==== GIVEN RECORDS ====

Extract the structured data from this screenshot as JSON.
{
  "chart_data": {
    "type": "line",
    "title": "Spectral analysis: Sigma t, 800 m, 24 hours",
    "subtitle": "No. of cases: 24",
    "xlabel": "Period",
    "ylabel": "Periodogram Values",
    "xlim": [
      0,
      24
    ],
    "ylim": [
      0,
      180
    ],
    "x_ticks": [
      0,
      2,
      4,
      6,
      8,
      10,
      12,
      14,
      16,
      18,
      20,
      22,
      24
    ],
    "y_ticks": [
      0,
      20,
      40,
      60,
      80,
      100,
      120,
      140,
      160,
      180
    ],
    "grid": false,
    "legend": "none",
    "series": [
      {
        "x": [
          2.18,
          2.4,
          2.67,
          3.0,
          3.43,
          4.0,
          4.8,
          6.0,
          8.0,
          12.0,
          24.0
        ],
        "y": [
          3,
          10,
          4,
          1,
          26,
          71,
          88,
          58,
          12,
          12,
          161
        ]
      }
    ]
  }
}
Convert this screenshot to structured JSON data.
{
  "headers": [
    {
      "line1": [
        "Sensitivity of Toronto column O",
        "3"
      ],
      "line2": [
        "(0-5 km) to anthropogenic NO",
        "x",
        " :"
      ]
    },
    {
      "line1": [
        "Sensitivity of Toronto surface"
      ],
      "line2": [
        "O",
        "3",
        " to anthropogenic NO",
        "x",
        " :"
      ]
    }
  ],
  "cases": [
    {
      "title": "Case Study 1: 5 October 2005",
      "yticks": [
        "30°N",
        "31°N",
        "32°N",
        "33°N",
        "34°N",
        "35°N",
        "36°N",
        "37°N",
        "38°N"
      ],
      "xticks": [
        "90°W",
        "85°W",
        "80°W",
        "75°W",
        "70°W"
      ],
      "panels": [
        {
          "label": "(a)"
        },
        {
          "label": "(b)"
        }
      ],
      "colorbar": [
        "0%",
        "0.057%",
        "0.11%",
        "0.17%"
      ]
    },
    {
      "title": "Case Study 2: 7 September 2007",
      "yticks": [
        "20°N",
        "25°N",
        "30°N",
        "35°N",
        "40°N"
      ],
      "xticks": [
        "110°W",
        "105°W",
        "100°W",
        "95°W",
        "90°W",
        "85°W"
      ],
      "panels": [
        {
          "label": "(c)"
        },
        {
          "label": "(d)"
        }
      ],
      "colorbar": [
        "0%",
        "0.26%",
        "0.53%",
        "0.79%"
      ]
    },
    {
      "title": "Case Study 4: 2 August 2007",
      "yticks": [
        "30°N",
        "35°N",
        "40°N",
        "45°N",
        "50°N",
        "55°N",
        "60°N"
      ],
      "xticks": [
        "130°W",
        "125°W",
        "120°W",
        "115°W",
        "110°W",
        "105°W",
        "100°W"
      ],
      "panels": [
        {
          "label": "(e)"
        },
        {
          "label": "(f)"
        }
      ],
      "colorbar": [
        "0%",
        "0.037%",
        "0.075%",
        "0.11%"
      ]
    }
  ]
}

====

- [WORK TO BE COMPLETED]: Where a line in the material contains "Sensitivity", copy that line.

- [THE REPLY]:
        "Sensitivity of Toronto column O",
        "Sensitivity of Toronto surface"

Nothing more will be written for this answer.